Could you repeat, word for word, every line from the one containing "What data populates" through the final line of the records below, and nothing else?

**GIVEN DATA**.
-------------------------
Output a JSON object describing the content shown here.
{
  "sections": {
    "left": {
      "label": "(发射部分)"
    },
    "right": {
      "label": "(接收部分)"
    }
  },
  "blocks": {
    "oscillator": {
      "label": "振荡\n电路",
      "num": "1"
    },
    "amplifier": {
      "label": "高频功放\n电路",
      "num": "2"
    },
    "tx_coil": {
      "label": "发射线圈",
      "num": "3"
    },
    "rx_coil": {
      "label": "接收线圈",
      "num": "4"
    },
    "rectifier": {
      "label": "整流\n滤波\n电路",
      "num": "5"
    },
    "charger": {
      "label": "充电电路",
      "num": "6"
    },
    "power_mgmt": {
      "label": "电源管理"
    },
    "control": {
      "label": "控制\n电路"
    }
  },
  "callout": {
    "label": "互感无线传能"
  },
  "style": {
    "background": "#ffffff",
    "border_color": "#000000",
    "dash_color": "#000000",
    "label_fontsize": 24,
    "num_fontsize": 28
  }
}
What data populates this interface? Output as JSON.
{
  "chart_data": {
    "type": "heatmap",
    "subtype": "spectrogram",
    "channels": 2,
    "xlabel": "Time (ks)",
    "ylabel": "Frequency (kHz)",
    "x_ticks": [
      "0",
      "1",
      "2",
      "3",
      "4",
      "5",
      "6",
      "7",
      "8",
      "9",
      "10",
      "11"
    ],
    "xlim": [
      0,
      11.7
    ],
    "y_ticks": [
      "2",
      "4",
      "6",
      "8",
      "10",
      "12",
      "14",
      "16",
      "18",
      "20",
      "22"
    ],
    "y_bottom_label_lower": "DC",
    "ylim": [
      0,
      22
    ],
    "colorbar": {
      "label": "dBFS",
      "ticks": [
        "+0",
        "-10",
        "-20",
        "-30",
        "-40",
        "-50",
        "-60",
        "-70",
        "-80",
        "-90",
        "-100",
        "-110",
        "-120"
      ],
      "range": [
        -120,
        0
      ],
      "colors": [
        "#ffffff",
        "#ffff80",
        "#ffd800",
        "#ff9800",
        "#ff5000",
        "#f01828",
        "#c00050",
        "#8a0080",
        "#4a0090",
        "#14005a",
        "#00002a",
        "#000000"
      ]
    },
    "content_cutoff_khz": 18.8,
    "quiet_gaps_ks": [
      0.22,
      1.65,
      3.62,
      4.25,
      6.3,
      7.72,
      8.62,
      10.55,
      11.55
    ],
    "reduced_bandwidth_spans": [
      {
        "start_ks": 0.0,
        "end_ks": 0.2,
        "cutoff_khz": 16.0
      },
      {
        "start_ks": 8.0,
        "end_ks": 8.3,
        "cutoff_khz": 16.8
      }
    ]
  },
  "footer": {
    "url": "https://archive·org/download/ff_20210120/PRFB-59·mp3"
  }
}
-------------------------
**EXPECTED ANSWER**.
What data populates this interface? Output as JSON.
{
  "chart_data": {
    "type": "heatmap",
    "subtype": "spectrogram",
    "channels": 2,
    "xlabel": "Time (ks)",
    "ylabel": "Frequency (kHz)",
    "x_ticks": [
      "0",
      "1",
      "2",
      "3",
      "4",
      "5",
      "6",
      "7",
      "8",
      "9",
      "10",
      "11"
    ],
    "xlim": [
      0,
      11.7
    ],
    "y_ticks": [
      "2",
      "4",
      "6",
      "8",
      "10",
      "12",
      "14",
      "16",
      "18",
      "20",
      "22"
    ],
    "y_bottom_label_lower": "DC",
    "ylim": [
      0,
      22
    ],
    "colorbar": {
      "label": "dBFS",
      "ticks": [
        "+0",
        "-10",
        "-20",
        "-30",
        "-40",
        "-50",
        "-60",
        "-70",
        "-80",
        "-90",
        "-100",
        "-110",
        "-120"
      ],
      "range": [
        -120,
        0
      ],
      "colors": [
        "#ffffff",
        "#ffff80",
        "#ffd800",
        "#ff9800",
        "#ff5000",
        "#f01828",
        "#c00050",
        "#8a0080",
        "#4a0090",
        "#14005a",
        "#00002a",
        "#000000"
      ]
    },
    "content_cutoff_khz": 18.8,
    "quiet_gaps_ks": [
      0.22,
      1.65,
      3.62,
      4.25,
      6.3,
      7.72,
      8.62,
      10.55,
      11.55
    ],
    "reduced_bandwidth_spans": [
      {
        "start_ks": 0.0,
        "end_ks": 0.2,
        "cutoff_khz": 16.0
      },
      {
        "start_ks": 8.0,
        "end_ks": 8.3,
        "cutoff_khz": 16.8
      }
    ]
  },
  "footer": {
    "url": "https://archive·org/download/ff_20210120/PRFB-59·mp3"
  }
}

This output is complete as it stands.